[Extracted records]
########################################

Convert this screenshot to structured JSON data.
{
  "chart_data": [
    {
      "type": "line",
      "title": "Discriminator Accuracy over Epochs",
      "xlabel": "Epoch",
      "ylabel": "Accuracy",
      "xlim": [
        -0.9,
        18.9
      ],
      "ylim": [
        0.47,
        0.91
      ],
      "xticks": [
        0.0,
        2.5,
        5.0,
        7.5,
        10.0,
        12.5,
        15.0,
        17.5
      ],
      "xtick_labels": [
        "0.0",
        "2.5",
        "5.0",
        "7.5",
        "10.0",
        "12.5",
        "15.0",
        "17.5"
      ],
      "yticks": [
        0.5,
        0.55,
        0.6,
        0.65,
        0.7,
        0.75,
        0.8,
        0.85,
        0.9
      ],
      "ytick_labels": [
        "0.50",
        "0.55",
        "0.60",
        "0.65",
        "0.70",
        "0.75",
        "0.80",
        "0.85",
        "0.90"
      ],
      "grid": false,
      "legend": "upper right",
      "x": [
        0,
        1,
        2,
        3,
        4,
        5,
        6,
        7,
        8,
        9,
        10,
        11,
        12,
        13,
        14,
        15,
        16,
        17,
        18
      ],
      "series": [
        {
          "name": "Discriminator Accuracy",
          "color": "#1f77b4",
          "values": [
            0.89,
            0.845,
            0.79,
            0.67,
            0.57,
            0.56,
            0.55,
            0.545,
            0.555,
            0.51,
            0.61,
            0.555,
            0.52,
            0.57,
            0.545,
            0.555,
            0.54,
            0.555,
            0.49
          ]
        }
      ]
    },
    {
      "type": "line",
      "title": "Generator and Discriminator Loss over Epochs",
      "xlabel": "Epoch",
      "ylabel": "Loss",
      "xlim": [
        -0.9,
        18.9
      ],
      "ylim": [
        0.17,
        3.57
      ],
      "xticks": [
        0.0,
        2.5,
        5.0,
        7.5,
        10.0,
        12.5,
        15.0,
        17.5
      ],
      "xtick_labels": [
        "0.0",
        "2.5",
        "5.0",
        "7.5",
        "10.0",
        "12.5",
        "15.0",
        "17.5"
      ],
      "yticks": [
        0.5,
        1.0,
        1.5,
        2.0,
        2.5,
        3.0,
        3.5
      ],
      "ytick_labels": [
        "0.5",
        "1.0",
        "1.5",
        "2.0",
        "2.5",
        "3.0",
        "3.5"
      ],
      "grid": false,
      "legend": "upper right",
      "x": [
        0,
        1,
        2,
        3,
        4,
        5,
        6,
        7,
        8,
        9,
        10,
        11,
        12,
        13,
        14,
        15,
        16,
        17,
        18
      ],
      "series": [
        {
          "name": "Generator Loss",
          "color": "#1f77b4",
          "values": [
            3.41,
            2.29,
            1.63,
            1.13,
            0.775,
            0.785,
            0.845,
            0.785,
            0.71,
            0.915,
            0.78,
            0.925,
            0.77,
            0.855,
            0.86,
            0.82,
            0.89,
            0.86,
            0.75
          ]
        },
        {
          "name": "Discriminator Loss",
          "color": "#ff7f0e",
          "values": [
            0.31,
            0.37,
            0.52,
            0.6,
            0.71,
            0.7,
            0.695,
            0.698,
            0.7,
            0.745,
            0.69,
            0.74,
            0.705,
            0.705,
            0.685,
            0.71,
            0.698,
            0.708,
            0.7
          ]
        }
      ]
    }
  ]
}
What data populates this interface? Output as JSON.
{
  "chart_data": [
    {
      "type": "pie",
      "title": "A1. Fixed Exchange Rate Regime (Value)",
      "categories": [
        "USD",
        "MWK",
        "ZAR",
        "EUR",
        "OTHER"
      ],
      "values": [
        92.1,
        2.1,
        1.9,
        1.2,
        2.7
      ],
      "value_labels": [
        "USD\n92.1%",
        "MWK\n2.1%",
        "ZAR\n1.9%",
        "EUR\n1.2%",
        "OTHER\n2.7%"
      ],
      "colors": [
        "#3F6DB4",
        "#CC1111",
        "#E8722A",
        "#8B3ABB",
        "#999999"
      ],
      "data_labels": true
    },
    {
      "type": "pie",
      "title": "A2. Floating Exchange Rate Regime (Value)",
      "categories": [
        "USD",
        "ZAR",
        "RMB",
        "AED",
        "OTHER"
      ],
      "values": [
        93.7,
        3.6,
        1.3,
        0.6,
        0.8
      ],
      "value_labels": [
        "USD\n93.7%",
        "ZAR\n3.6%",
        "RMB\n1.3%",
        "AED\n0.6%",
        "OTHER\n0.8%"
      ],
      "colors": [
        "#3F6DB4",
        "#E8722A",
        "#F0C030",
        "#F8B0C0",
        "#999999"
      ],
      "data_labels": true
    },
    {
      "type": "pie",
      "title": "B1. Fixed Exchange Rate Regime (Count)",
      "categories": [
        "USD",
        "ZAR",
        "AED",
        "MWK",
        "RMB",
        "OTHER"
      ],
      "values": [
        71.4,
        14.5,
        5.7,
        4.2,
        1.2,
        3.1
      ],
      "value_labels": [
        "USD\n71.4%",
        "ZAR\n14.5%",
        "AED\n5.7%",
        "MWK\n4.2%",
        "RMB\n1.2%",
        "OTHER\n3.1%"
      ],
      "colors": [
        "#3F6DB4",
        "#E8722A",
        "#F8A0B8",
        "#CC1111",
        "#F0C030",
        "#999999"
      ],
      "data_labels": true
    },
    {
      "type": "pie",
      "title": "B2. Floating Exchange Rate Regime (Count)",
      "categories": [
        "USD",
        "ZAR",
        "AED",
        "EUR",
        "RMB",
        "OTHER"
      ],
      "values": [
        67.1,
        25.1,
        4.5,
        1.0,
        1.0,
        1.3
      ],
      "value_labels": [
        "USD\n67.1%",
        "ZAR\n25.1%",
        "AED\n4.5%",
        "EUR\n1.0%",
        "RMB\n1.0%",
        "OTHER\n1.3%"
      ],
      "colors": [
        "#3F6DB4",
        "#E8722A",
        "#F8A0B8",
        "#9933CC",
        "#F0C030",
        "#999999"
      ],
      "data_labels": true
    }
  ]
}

########################################

The request — What is the number of lines containing "name"? Give that number only.

Result — 3